== What to do ==
Repeat the records below exactly.

== Source material ==
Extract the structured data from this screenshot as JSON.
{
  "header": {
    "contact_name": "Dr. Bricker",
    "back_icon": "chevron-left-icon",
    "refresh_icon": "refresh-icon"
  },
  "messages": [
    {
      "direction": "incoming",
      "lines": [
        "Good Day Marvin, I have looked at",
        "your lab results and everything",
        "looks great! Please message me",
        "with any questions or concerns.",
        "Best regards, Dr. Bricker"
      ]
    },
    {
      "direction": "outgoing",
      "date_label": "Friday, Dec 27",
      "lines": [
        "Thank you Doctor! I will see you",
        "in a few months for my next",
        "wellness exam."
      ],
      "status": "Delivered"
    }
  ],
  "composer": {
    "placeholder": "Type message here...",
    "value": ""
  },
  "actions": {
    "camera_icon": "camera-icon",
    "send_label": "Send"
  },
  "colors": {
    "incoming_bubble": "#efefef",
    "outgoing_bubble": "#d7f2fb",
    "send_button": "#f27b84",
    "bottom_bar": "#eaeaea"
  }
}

== Reply to the exercise ==
Extract the structured data from this screenshot as JSON.
{
  "header": {
    "contact_name": "Dr. Bricker",
    "back_icon": "chevron-left-icon",
    "refresh_icon": "refresh-icon"
  },
  "messages": [
    {
      "direction": "incoming",
      "lines": [
        "Good Day Marvin, I have looked at",
        "your lab results and everything",
        "looks great! Please message me",
        "with any questions or concerns.",
        "Best regards, Dr. Bricker"
      ]
    },
    {
      "direction": "outgoing",
      "date_label": "Friday, Dec 27",
      "lines": [
        "Thank you Doctor! I will see you",
        "in a few months for my next",
        "wellness exam."
      ],
      "status": "Delivered"
    }
  ],
  "composer": {
    "placeholder": "Type message here...",
    "value": ""
  },
  "actions": {
    "camera_icon": "camera-icon",
    "send_label": "Send"
  },
  "colors": {
    "incoming_bubble": "#efefef",
    "outgoing_bubble": "#d7f2fb",
    "send_button": "#f27b84",
    "bottom_bar": "#eaeaea"
  }
}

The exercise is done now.